▶ Requirement:
Below are some records; reproduce every one of them exactly.

▶ Information supplied:
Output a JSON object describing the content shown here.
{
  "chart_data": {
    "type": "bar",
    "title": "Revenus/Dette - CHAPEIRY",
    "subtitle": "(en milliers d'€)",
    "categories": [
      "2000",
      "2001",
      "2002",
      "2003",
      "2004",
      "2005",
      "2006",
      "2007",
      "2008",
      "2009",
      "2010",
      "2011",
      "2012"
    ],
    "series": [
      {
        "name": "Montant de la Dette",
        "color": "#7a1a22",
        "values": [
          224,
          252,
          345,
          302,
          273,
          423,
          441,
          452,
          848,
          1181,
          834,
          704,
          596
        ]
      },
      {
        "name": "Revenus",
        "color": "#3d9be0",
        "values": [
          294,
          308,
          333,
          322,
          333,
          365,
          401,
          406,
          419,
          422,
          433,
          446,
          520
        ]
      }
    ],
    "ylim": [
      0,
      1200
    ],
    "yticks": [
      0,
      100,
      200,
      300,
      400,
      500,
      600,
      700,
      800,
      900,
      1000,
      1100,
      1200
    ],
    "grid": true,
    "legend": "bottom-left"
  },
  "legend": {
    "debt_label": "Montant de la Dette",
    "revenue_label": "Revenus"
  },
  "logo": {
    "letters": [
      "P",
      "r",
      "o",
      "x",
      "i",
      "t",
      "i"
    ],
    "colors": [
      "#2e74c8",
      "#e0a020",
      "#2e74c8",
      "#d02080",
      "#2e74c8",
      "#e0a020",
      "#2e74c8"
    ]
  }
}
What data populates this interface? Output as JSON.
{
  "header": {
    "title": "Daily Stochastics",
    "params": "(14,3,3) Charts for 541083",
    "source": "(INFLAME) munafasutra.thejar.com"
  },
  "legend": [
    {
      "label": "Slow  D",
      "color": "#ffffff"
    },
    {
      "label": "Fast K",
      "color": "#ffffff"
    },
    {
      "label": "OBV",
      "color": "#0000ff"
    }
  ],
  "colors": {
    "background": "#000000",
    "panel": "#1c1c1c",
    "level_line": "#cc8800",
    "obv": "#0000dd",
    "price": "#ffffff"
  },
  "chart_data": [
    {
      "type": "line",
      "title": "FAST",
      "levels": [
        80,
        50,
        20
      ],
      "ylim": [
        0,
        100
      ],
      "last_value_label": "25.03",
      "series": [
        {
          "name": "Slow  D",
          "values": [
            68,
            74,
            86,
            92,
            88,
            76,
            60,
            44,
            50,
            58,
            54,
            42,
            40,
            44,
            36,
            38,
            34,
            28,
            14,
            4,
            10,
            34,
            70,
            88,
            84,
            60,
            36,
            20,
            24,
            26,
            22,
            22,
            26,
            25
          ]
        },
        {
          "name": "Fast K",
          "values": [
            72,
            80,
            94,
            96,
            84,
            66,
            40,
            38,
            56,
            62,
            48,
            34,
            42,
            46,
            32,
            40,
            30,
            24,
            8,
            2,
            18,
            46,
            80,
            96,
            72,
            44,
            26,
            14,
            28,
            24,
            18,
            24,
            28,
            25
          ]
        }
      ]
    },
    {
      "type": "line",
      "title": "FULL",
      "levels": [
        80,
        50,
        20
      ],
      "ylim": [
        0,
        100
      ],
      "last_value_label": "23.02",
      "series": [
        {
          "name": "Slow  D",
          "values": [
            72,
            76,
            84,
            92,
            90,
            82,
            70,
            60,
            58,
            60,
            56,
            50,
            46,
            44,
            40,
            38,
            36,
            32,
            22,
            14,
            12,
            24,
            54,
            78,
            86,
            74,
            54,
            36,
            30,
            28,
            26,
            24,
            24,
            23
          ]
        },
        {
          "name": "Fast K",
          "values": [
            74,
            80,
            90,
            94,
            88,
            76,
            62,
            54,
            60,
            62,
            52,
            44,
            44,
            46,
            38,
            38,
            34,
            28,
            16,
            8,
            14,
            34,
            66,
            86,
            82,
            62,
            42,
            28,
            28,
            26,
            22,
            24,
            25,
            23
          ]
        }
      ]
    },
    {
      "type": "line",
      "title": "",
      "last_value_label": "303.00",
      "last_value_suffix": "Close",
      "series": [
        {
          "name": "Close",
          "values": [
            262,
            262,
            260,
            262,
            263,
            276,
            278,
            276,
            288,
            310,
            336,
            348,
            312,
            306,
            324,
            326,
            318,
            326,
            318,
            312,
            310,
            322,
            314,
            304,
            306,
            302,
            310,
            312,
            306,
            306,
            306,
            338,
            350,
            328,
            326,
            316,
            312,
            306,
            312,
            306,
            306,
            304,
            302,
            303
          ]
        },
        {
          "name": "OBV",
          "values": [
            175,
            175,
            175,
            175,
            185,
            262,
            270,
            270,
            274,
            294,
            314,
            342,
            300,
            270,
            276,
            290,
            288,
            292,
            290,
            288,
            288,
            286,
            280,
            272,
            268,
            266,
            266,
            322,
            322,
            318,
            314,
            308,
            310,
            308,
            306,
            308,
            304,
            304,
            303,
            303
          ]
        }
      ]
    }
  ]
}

▶ Result for this task:
Output a JSON object describing the content shown here.
{
  "chart_data": {
    "type": "bar",
    "title": "Revenus/Dette - CHAPEIRY",
    "subtitle": "(en milliers d'€)",
    "categories": [
      "2000",
      "2001",
      "2002",
      "2003",
      "2004",
      "2005",
      "2006",
      "2007",
      "2008",
      "2009",
      "2010",
      "2011",
      "2012"
    ],
    "series": [
      {
        "name": "Montant de la Dette",
        "color": "#7a1a22",
        "values": [
          224,
          252,
          345,
          302,
          273,
          423,
          441,
          452,
          848,
          1181,
          834,
          704,
          596
        ]
      },
      {
        "name": "Revenus",
        "color": "#3d9be0",
        "values": [
          294,
          308,
          333,
          322,
          333,
          365,
          401,
          406,
          419,
          422,
          433,
          446,
          520
        ]
      }
    ],
    "ylim": [
      0,
      1200
    ],
    "yticks": [
      0,
      100,
      200,
      300,
      400,
      500,
      600,
      700,
      800,
      900,
      1000,
      1100,
      1200
    ],
    "grid": true,
    "legend": "bottom-left"
  },
  "legend": {
    "debt_label": "Montant de la Dette",
    "revenue_label": "Revenus"
  },
  "logo": {
    "letters": [
      "P",
      "r",
      "o",
      "x",
      "i",
      "t",
      "i"
    ],
    "colors": [
      "#2e74c8",
      "#e0a020",
      "#2e74c8",
      "#d02080",
      "#2e74c8",
      "#e0a020",
      "#2e74c8"
    ]
  }
}
What data populates this interface? Output as JSON.
{
  "header": {
    "title": "Daily Stochastics",
    "params": "(14,3,3) Charts for 541083",
    "source": "(INFLAME) munafasutra.thejar.com"
  },
  "legend": [
    {
      "label": "Slow  D",
      "color": "#ffffff"
    },
    {
      "label": "Fast K",
      "color": "#ffffff"
    },
    {
      "label": "OBV",
      "color": "#0000ff"
    }
  ],
  "colors": {
    "background": "#000000",
    "panel": "#1c1c1c",
    "level_line": "#cc8800",
    "obv": "#0000dd",
    "price": "#ffffff"
  },
  "chart_data": [
    {
      "type": "line",
      "title": "FAST",
      "levels": [
        80,
        50,
        20
      ],
      "ylim": [
        0,
        100
      ],
      "last_value_label": "25.03",
      "series": [
        {
          "name": "Slow  D",
          "values": [
            68,
            74,
            86,
            92,
            88,
            76,
            60,
            44,
            50,
            58,
            54,
            42,
            40,
            44,
            36,
            38,
            34,
            28,
            14,
            4,
            10,
            34,
            70,
            88,
            84,
            60,
            36,
            20,
            24,
            26,
            22,
            22,
            26,
            25
          ]
        },
        {
          "name": "Fast K",
          "values": [
            72,
            80,
            94,
            96,
            84,
            66,
            40,
            38,
            56,
            62,
            48,
            34,
            42,
            46,
            32,
            40,
            30,
            24,
            8,
            2,
            18,
            46,
            80,
            96,
            72,
            44,
            26,
            14,
            28,
            24,
            18,
            24,
            28,
            25
          ]
        }
      ]
    },
    {
      "type": "line",
      "title": "FULL",
      "levels": [
        80,
        50,
        20
      ],
      "ylim": [
        0,
        100
      ],
      "last_value_label": "23.02",
      "series": [
        {
          "name": "Slow  D",
          "values": [
            72,
            76,
            84,
            92,
            90,
            82,
            70,
            60,
            58,
            60,
            56,
            50,
            46,
            44,
            40,
            38,
            36,
            32,
            22,
            14,
            12,
            24,
            54,
            78,
            86,
            74,
            54,
            36,
            30,
            28,
            26,
            24,
            24,
            23
          ]
        },
        {
          "name": "Fast K",
          "values": [
            74,
            80,
            90,
            94,
            88,
            76,
            62,
            54,
            60,
            62,
            52,
            44,
            44,
            46,
            38,
            38,
            34,
            28,
            16,
            8,
            14,
            34,
            66,
            86,
            82,
            62,
            42,
            28,
            28,
            26,
            22,
            24,
            25,
            23
          ]
        }
      ]
    },
    {
      "type": "line",
      "title": "",
      "last_value_label": "303.00",
      "last_value_suffix": "Close",
      "series": [
        {
          "name": "Close",
          "values": [
            262,
            262,
            260,
            262,
            263,
            276,
            278,
            276,
            288,
            310,
            336,
            348,
            312,
            306,
            324,
            326,
            318,
            326,
            318,
            312,
            310,
            322,
            314,
            304,
            306,
            302,
            310,
            312,
            306,
            306,
            306,
            338,
            350,
            328,
            326,
            316,
            312,
            306,
            312,
            306,
            306,
            304,
            302,
            303
          ]
        },
        {
          "name": "OBV",
          "values": [
            175,
            175,
            175,
            175,
            185,
            262,
            270,
            270,
            274,
            294,
            314,
            342,
            300,
            270,
            276,
            290,
            288,
            292,
            290,
            288,
            288,
            286,
            280,
            272,
            268,
            266,
            266,
            322,
            322,
            318,
            314,
            308,
            310,
            308,
            306,
            308,
            304,
            304,
            303,
            303
          ]
        }
      ]
    }
  ]
}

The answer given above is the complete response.